§ THE TASK
Count how many lines have the word "ressentez" in them. Reply with that number by itself.

§ GIVEN INFORMATION
--- Start ---

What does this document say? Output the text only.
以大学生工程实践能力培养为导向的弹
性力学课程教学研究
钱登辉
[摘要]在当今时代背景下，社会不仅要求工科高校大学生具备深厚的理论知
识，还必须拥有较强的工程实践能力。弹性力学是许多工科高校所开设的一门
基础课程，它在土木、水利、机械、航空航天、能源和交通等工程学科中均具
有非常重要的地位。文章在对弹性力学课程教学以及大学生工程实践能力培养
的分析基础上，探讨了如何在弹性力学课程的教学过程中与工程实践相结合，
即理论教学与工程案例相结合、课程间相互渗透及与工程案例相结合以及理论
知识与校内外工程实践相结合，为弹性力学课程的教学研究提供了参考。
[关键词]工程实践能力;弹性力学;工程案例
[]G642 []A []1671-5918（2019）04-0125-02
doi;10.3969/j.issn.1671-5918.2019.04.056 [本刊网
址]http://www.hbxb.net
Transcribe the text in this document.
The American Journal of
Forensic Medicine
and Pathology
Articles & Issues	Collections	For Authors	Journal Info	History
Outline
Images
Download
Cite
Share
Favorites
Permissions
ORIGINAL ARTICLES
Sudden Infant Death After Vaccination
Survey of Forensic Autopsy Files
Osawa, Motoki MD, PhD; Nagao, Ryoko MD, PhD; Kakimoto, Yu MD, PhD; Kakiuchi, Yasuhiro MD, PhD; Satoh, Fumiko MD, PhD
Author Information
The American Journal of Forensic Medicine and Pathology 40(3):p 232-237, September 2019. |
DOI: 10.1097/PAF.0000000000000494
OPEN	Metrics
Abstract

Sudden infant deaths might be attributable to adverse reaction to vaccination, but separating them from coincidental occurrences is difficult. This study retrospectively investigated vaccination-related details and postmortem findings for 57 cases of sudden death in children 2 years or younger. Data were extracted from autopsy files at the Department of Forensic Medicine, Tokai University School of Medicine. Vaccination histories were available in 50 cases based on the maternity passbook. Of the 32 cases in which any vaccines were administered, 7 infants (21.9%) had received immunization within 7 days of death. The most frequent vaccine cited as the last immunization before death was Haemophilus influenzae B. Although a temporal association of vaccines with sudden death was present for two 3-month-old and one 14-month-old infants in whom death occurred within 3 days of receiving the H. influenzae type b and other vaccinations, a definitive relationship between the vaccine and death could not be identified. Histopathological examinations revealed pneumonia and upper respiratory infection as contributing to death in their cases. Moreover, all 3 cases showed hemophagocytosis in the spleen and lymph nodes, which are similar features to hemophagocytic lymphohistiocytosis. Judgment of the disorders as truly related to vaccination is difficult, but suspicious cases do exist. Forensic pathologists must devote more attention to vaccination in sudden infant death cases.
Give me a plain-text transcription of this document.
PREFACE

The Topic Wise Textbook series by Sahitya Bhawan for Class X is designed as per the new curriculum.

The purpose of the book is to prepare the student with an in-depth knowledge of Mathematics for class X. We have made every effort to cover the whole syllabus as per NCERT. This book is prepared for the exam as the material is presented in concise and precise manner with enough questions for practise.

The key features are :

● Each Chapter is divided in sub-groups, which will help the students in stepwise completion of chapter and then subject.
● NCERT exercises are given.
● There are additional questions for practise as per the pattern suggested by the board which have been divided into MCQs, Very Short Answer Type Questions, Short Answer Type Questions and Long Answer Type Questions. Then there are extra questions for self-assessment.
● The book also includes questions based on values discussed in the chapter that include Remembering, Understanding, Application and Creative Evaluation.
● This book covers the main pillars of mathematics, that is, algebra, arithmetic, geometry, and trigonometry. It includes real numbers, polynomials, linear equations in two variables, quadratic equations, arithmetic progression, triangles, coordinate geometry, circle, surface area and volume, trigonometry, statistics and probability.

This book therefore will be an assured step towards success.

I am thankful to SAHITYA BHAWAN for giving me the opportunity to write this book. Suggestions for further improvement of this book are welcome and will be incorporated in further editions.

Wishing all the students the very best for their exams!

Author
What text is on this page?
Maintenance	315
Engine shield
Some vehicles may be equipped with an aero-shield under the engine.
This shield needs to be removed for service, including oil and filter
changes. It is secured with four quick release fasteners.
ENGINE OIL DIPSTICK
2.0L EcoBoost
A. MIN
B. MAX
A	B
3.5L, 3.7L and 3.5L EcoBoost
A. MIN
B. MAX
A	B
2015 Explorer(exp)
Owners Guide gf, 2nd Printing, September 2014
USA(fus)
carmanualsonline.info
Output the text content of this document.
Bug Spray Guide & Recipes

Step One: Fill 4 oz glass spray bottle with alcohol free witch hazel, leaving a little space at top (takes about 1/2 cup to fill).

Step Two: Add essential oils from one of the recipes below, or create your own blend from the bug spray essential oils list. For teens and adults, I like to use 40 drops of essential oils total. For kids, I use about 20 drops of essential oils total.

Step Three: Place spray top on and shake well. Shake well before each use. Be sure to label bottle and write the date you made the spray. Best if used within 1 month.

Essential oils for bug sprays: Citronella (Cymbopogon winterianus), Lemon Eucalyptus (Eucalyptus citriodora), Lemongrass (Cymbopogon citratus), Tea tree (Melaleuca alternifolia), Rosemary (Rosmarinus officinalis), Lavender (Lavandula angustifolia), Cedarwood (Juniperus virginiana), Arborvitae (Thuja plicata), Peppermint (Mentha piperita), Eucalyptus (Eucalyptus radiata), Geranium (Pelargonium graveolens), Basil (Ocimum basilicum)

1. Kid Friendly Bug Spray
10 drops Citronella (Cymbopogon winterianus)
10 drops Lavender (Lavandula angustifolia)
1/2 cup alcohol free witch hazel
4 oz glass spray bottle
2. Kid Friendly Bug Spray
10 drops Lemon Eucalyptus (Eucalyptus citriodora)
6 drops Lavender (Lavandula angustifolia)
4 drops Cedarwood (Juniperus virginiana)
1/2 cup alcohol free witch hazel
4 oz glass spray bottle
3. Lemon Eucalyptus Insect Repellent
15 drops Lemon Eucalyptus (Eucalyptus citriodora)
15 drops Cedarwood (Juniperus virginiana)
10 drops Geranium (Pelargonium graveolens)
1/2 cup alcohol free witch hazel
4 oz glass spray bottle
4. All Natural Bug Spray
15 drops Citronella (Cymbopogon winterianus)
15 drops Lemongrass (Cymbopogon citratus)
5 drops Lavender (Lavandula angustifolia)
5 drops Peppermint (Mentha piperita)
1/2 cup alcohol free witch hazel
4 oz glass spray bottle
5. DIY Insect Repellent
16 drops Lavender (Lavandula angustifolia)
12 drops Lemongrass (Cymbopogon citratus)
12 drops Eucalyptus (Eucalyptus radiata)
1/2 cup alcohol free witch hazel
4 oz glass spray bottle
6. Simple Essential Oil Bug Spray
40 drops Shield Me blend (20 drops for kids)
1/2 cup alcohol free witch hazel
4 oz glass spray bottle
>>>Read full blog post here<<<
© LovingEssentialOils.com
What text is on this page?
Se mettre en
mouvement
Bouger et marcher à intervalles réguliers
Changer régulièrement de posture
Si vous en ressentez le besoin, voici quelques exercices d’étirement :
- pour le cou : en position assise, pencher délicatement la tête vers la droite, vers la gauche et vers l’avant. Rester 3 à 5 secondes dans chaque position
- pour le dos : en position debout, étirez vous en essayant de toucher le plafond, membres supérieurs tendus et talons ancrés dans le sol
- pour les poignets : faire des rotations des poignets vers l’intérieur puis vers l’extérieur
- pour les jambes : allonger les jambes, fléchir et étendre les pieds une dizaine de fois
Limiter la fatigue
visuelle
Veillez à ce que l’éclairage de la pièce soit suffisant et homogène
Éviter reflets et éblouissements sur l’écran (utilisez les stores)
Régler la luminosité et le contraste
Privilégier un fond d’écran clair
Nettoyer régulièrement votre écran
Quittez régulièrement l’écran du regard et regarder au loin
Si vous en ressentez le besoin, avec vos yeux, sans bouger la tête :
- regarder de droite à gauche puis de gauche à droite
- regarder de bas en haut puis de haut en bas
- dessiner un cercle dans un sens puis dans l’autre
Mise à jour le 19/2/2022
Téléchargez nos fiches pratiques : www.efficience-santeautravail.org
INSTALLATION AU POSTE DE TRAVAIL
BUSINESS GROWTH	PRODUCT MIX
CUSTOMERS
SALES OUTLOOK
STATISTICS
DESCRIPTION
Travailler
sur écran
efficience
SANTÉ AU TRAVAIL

--- End ---

§ SOLUTION
2